I chose a screenshot inside a cave because outside it’s hard to make out anything in the very dark and grey world outside. Two things I really liked: You can see your own shadow when the light is behind you. And the descriptions are in Irish Gaelic, a language that always had a magic quality for me in writing. Just look at those beautiful words!*
*It lost some of its magic when I bought a book about Gaelic and learned the rationale behind the mysterious spelling. Fortunately, the magic then shifted to the pronunciation.
I bought the game very cheap in a GoG sale mistaking it for another game so I was interested in your thoughts on it Karlok. On reading them I may get around to installing it sometime in the future but there’s now no hurry!
As for Gaelic pronunciation I came across a colleague in my working life with a name spelt Niamh (or something like that) which I presumed to be pronounced ‘Niam’ (like the male name Liam)... but no! it was pronounced as “Neeve” - HUH! Also the name Siobhan which I always assumed to be pronounced as ‘See-o-ban’ I discovered years later was actually pronounced as “Shivorn” ....so I conclude that Gaelic is a great language to use as a basis for difficult unfathomable puzzles in adventure games!

====

> [PROBLEMS AND TASKS]
a. Reproduce the forum thread from "I chose a screenshot" to "now no hurry!".
b. Render this sentence from the forum thread in Spanish: "Fortunately, the magic then shifted to the pronunciation."
c. According to the forum thread, why was the screenshot taken inside a cave?

Records contained in a dataset
====

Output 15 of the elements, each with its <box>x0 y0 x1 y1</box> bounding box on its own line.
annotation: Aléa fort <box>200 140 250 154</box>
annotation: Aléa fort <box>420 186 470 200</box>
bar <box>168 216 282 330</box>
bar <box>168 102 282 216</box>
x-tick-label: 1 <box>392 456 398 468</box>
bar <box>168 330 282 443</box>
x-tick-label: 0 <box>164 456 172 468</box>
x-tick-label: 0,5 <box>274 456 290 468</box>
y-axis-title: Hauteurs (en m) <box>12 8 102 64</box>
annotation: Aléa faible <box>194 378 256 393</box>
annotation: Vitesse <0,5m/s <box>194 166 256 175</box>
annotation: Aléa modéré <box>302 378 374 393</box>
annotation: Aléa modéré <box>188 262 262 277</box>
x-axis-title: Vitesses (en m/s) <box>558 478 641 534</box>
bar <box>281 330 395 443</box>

====

> [EXERCISE ANSWERS]
a.
I chose a screenshot inside a cave because outside it’s hard to make out anything in the very dark and grey world outside. Two things I really liked: You can see your own shadow when the light is behind you. And the descriptions are in Irish Gaelic, a language that always had a magic quality for me in writing. Just look at those beautiful words!*
*It lost some of its magic when I bought a book about Gaelic and learned the rationale behind the mysterious spelling. Fortunately, the magic then shifted to the pronunciation.
I bought the game very cheap in a GoG sale mistaking it for another game so I was interested in your thoughts on it Karlok. On reading them I may get around to installing it sometime in the future but there’s now no hurry!

b. Afortunadamente, la magia pasó entonces a la pronunciación.

c. The screenshot was taken inside a cave because the world outside is very dark and grey, so it is hard to make out anything there.